Given exercise: Check every line for the word "image" and give the number of lines where it occurs, nothing else.

** BEGIN Provided material **

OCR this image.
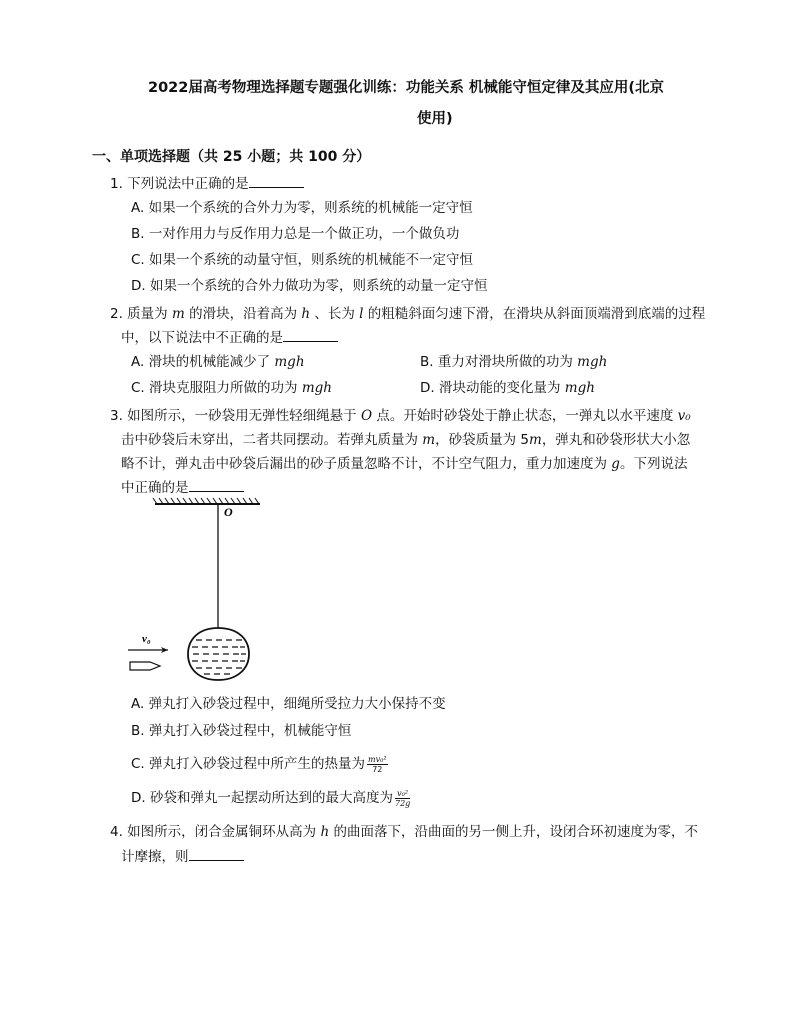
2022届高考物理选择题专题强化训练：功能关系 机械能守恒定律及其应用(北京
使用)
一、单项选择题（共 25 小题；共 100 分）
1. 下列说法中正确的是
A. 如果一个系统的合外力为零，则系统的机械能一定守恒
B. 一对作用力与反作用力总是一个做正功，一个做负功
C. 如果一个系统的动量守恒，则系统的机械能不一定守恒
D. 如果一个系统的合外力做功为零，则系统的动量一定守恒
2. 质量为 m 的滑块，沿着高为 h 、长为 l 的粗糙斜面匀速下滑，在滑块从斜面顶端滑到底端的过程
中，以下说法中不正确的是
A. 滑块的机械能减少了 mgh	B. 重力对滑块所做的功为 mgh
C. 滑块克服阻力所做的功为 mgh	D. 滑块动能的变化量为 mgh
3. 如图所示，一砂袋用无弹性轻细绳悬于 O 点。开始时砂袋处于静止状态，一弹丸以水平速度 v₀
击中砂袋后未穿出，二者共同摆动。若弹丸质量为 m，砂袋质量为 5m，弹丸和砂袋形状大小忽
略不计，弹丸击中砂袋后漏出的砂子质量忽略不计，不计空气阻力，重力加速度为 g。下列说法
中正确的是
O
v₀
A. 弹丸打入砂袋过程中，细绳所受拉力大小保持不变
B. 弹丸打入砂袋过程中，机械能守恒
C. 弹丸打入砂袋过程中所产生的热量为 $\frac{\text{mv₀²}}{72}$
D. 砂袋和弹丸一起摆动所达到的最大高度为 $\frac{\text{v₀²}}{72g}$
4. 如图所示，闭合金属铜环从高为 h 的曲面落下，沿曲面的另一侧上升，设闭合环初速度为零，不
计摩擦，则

** END Provided material **
** BEGIN Provided material **

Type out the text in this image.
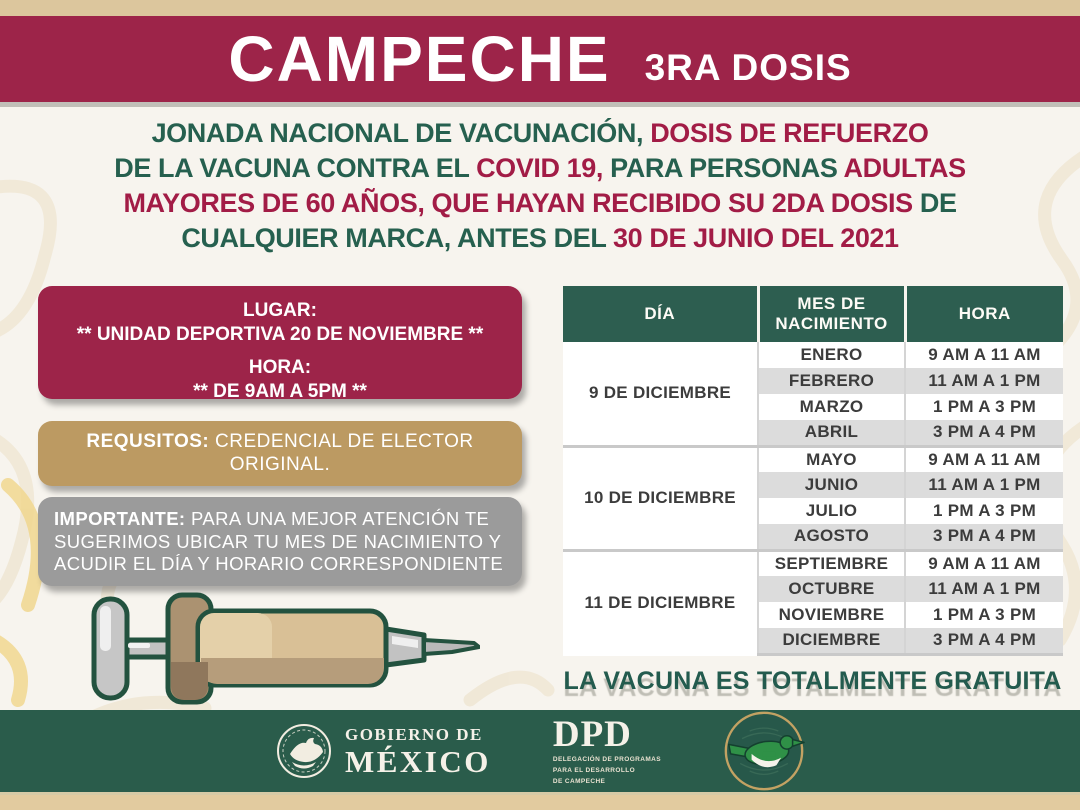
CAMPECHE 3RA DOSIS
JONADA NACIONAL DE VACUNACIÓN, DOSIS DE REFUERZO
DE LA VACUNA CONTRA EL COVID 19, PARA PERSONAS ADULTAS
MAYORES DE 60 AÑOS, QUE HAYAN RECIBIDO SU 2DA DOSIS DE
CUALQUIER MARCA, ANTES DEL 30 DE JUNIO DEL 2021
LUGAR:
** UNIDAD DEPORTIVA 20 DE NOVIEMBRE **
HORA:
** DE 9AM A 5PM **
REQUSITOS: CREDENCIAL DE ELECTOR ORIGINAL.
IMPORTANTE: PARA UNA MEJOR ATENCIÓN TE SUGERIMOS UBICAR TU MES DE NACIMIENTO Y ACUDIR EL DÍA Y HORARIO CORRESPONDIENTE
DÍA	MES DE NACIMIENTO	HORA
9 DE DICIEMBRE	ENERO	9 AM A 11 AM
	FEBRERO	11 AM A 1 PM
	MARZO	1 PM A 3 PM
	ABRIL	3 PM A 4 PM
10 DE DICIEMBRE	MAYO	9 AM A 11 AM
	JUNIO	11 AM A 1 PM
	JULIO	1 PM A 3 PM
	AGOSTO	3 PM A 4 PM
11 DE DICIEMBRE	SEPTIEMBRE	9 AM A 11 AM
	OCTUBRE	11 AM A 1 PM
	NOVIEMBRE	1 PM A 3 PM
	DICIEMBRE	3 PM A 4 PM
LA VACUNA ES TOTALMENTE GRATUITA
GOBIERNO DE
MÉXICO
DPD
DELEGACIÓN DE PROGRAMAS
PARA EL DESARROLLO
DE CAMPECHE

** END Provided material **
** BEGIN Provided material **

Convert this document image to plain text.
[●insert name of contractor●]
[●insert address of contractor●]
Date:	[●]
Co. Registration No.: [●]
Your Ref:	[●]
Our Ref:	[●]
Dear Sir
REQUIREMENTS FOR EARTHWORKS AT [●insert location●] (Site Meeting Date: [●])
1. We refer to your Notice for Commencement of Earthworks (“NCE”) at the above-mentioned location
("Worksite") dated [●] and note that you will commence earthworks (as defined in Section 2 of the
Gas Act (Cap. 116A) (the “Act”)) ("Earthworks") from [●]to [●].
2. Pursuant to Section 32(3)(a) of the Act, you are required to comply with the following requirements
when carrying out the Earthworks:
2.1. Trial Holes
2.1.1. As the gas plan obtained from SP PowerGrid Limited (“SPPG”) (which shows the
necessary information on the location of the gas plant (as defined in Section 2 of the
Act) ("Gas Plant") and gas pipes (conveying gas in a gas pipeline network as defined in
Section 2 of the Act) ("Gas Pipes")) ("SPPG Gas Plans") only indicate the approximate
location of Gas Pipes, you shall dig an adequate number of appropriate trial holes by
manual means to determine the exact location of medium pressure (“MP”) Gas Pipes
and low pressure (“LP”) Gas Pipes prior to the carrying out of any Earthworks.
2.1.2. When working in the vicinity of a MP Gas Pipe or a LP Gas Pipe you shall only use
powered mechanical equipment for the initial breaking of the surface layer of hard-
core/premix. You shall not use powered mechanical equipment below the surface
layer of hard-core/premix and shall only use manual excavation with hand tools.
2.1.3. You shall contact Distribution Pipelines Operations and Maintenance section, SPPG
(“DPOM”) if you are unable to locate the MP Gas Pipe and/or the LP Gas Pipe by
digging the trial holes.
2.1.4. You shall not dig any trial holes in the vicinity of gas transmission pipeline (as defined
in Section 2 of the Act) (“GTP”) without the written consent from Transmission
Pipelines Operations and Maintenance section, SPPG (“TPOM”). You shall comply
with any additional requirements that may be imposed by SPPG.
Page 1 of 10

** END Provided material **

Result for this exercise: 3